Exact reproduction of the data is required, with images excluded.

[Data records]
------------------------------------
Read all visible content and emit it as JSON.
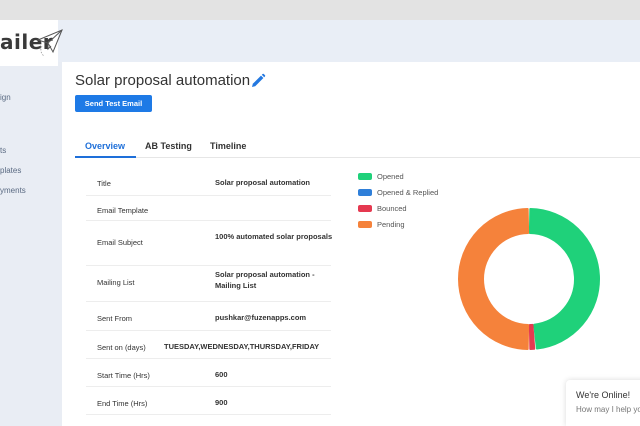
{
  "app": {
    "logo_text": "ailer"
  },
  "sidebar": {
    "items": [
      {
        "label": "ign"
      },
      {
        "label": "ts"
      },
      {
        "label": "plates"
      },
      {
        "label": "yments"
      }
    ]
  },
  "page": {
    "title": "Solar proposal automation",
    "send_test_label": "Send Test Email"
  },
  "tabs": [
    {
      "label": "Overview",
      "active": true
    },
    {
      "label": "AB Testing",
      "active": false
    },
    {
      "label": "Timeline",
      "active": false
    }
  ],
  "details": [
    {
      "label": "Title",
      "value": "Solar proposal automation"
    },
    {
      "label": "Email Template",
      "value": ""
    },
    {
      "label": "Email Subject",
      "value": "100% automated solar proposals"
    },
    {
      "label": "Mailing List",
      "value": "Solar proposal automation - Mailing List"
    },
    {
      "label": "Sent From",
      "value": "pushkar@fuzenapps.com"
    },
    {
      "label": "Sent on (days)",
      "value": "TUESDAY,WEDNESDAY,THURSDAY,FRIDAY"
    },
    {
      "label": "Start Time (Hrs)",
      "value": "600"
    },
    {
      "label": "End Time (Hrs)",
      "value": "900"
    }
  ],
  "chart_data": {
    "type": "pie",
    "categories": [
      "Opened",
      "Opened & Replied",
      "Bounced",
      "Pending"
    ],
    "values": [
      48.5,
      0,
      1.5,
      50
    ],
    "colors": [
      "#1fd17a",
      "#2f7fd9",
      "#e53950",
      "#f5823b"
    ],
    "legend": "top-left"
  },
  "chat": {
    "title": "We're Online!",
    "subtitle": "How may I help you"
  }
}
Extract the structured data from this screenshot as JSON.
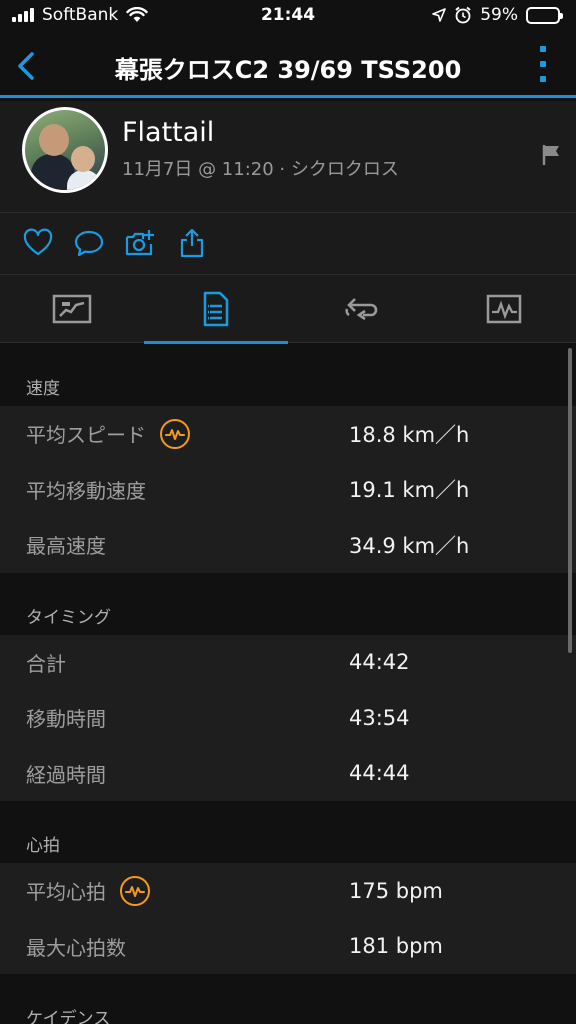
{
  "status": {
    "carrier": "SoftBank",
    "time": "21:44",
    "battery": "59%",
    "battery_level": 0.59
  },
  "header": {
    "title": "幕張クロスC2 39/69 TSS200"
  },
  "profile": {
    "name": "Flattail",
    "meta": "11月7日 @ 11:20 · シクロクロス"
  },
  "colors": {
    "accent": "#1a8fd6",
    "badge": "#f29a1d"
  },
  "sections": [
    {
      "title": "速度",
      "rows": [
        {
          "label": "平均スピード",
          "value": "18.8 km／h",
          "badge": true
        },
        {
          "label": "平均移動速度",
          "value": "19.1 km／h",
          "badge": false
        },
        {
          "label": "最高速度",
          "value": "34.9 km／h",
          "badge": false
        }
      ]
    },
    {
      "title": "タイミング",
      "rows": [
        {
          "label": "合計",
          "value": "44:42",
          "badge": false
        },
        {
          "label": "移動時間",
          "value": "43:54",
          "badge": false
        },
        {
          "label": "経過時間",
          "value": "44:44",
          "badge": false
        }
      ]
    },
    {
      "title": "心拍",
      "rows": [
        {
          "label": "平均心拍",
          "value": "175 bpm",
          "badge": true
        },
        {
          "label": "最大心拍数",
          "value": "181 bpm",
          "badge": false
        }
      ]
    },
    {
      "title": "ケイデンス",
      "rows": []
    }
  ]
}
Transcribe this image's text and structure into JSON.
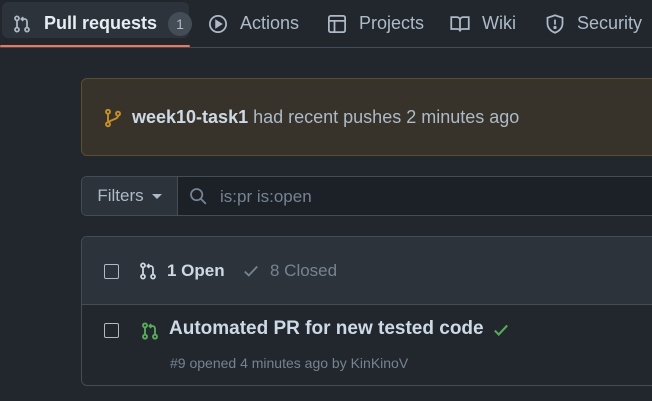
{
  "nav": {
    "tabs": [
      {
        "label": "Pull requests",
        "icon": "git-pull-request-icon",
        "counter": "1",
        "active": true
      },
      {
        "label": "Actions",
        "icon": "play-icon"
      },
      {
        "label": "Projects",
        "icon": "table-icon"
      },
      {
        "label": "Wiki",
        "icon": "book-icon"
      },
      {
        "label": "Security",
        "icon": "shield-icon"
      }
    ]
  },
  "banner": {
    "branch": "week10-task1",
    "message": " had recent pushes 2 minutes ago",
    "icon": "git-branch-icon"
  },
  "filter": {
    "button_label": "Filters",
    "search_value": "is:pr is:open"
  },
  "list": {
    "open_label": "1 Open",
    "closed_label": "8 Closed",
    "items": [
      {
        "title": "Automated PR for new tested code",
        "meta": "#9 opened 4 minutes ago by KinKinoV",
        "status": "success-check-icon"
      }
    ]
  },
  "colors": {
    "background": "#22272e",
    "accent_underline": "#ec775c",
    "banner_icon": "#c69026",
    "open_green": "#57ab5a"
  }
}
------------------------------------
# Correct response:
Read all visible content and emit it as JSON.
{
  "app": {
    "logo_text": "ailer"
  },
  "sidebar": {
    "items": [
      {
        "label": "ign"
      },
      {
        "label": "ts"
      },
      {
        "label": "plates"
      },
      {
        "label": "yments"
      }
    ]
  },
  "page": {
    "title": "Solar proposal automation",
    "send_test_label": "Send Test Email"
  },
  "tabs": [
    {
      "label": "Overview",
      "active": true
    },
    {
      "label": "AB Testing",
      "active": false
    },
    {
      "label": "Timeline",
      "active": false
    }
  ],
  "details": [
    {
      "label": "Title",
      "value": "Solar proposal automation"
    },
    {
      "label": "Email Template",
      "value": ""
    },
    {
      "label": "Email Subject",
      "value": "100% automated solar proposals"
    },
    {
      "label": "Mailing List",
      "value": "Solar proposal automation - Mailing List"
    },
    {
      "label": "Sent From",
      "value": "pushkar@fuzenapps.com"
    },
    {
      "label": "Sent on (days)",
      "value": "TUESDAY,WEDNESDAY,THURSDAY,FRIDAY"
    },
    {
      "label": "Start Time (Hrs)",
      "value": "600"
    },
    {
      "label": "End Time (Hrs)",
      "value": "900"
    }
  ],
  "chart_data": {
    "type": "pie",
    "categories": [
      "Opened",
      "Opened & Replied",
      "Bounced",
      "Pending"
    ],
    "values": [
      48.5,
      0,
      1.5,
      50
    ],
    "colors": [
      "#1fd17a",
      "#2f7fd9",
      "#e53950",
      "#f5823b"
    ],
    "legend": "top-left"
  },
  "chat": {
    "title": "We're Online!",
    "subtitle": "How may I help you"
  }
}
Extract the structured data from this screenshot as JSON.
{
  "status": {
    "carrier": "SoftBank",
    "time": "21:44",
    "battery": "59%",
    "battery_level": 0.59
  },
  "header": {
    "title": "幕張クロスC2 39/69 TSS200"
  },
  "profile": {
    "name": "Flattail",
    "meta": "11月7日 @ 11:20 · シクロクロス"
  },
  "colors": {
    "accent": "#1a8fd6",
    "badge": "#f29a1d"
  },
  "sections": [
    {
      "title": "速度",
      "rows": [
        {
          "label": "平均スピード",
          "value": "18.8 km／h",
          "badge": true
        },
        {
          "label": "平均移動速度",
          "value": "19.1 km／h",
          "badge": false
        },
        {
          "label": "最高速度",
          "value": "34.9 km／h",
          "badge": false
        }
      ]
    },
    {
      "title": "タイミング",
      "rows": [
        {
          "label": "合計",
          "value": "44:42",
          "badge": false
        },
        {
          "label": "移動時間",
          "value": "43:54",
          "badge": false
        },
        {
          "label": "経過時間",
          "value": "44:44",
          "badge": false
        }
      ]
    },
    {
      "title": "心拍",
      "rows": [
        {
          "label": "平均心拍",
          "value": "175 bpm",
          "badge": true
        },
        {
          "label": "最大心拍数",
          "value": "181 bpm",
          "badge": false
        }
      ]
    },
    {
      "title": "ケイデンス",
      "rows": []
    }
  ]
}
Transcribe this image's text and structure into JSON.
{
  "nav": {
    "tabs": [
      {
        "label": "Pull requests",
        "icon": "git-pull-request-icon",
        "counter": "1",
        "active": true
      },
      {
        "label": "Actions",
        "icon": "play-icon"
      },
      {
        "label": "Projects",
        "icon": "table-icon"
      },
      {
        "label": "Wiki",
        "icon": "book-icon"
      },
      {
        "label": "Security",
        "icon": "shield-icon"
      }
    ]
  },
  "banner": {
    "branch": "week10-task1",
    "message": " had recent pushes 2 minutes ago",
    "icon": "git-branch-icon"
  },
  "filter": {
    "button_label": "Filters",
    "search_value": "is:pr is:open"
  },
  "list": {
    "open_label": "1 Open",
    "closed_label": "8 Closed",
    "items": [
      {
        "title": "Automated PR for new tested code",
        "meta": "#9 opened 4 minutes ago by KinKinoV",
        "status": "success-check-icon"
      }
    ]
  },
  "colors": {
    "background": "#22272e",
    "accent_underline": "#ec775c",
    "banner_icon": "#c69026",
    "open_green": "#57ab5a"
  }
}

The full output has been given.